• **What the exercise asks**
Return each entry exactly, omitting nothing.

====== Record extracts

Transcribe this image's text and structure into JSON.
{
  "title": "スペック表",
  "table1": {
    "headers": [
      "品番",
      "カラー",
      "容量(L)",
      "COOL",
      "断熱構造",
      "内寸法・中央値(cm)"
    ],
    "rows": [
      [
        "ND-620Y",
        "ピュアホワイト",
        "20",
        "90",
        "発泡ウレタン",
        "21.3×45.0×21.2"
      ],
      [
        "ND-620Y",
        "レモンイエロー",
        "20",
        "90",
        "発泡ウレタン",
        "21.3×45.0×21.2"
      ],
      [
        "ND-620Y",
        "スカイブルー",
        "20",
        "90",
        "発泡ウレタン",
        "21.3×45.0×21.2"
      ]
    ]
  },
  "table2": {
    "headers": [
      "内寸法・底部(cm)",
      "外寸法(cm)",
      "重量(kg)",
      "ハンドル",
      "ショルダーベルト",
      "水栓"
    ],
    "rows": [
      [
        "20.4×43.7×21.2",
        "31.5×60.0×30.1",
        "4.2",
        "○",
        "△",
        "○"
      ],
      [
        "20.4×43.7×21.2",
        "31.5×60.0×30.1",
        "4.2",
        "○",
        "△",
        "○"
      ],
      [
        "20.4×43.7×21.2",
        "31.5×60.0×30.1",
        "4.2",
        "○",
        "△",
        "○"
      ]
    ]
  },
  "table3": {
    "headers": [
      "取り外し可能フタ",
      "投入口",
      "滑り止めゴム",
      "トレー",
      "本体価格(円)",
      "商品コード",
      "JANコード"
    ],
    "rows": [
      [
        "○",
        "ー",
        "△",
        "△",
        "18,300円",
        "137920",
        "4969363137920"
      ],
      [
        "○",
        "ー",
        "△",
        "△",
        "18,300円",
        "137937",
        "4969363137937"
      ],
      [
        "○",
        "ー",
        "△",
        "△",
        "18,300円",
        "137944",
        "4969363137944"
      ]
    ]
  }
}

============

• **Finished exercise**
Transcribe this image's text and structure into JSON.
{
  "title": "スペック表",
  "table1": {
    "headers": [
      "品番",
      "カラー",
      "容量(L)",
      "COOL",
      "断熱構造",
      "内寸法・中央値(cm)"
    ],
    "rows": [
      [
        "ND-620Y",
        "ピュアホワイト",
        "20",
        "90",
        "発泡ウレタン",
        "21.3×45.0×21.2"
      ],
      [
        "ND-620Y",
        "レモンイエロー",
        "20",
        "90",
        "発泡ウレタン",
        "21.3×45.0×21.2"
      ],
      [
        "ND-620Y",
        "スカイブルー",
        "20",
        "90",
        "発泡ウレタン",
        "21.3×45.0×21.2"
      ]
    ]
  },
  "table2": {
    "headers": [
      "内寸法・底部(cm)",
      "外寸法(cm)",
      "重量(kg)",
      "ハンドル",
      "ショルダーベルト",
      "水栓"
    ],
    "rows": [
      [
        "20.4×43.7×21.2",
        "31.5×60.0×30.1",
        "4.2",
        "○",
        "△",
        "○"
      ],
      [
        "20.4×43.7×21.2",
        "31.5×60.0×30.1",
        "4.2",
        "○",
        "△",
        "○"
      ],
      [
        "20.4×43.7×21.2",
        "31.5×60.0×30.1",
        "4.2",
        "○",
        "△",
        "○"
      ]
    ]
  },
  "table3": {
    "headers": [
      "取り外し可能フタ",
      "投入口",
      "滑り止めゴム",
      "トレー",
      "本体価格(円)",
      "商品コード",
      "JANコード"
    ],
    "rows": [
      [
        "○",
        "ー",
        "△",
        "△",
        "18,300円",
        "137920",
        "4969363137920"
      ],
      [
        "○",
        "ー",
        "△",
        "△",
        "18,300円",
        "137937",
        "4969363137937"
      ],
      [
        "○",
        "ー",
        "△",
        "△",
        "18,300円",
        "137944",
        "4969363137944"
      ]
    ]
  }
}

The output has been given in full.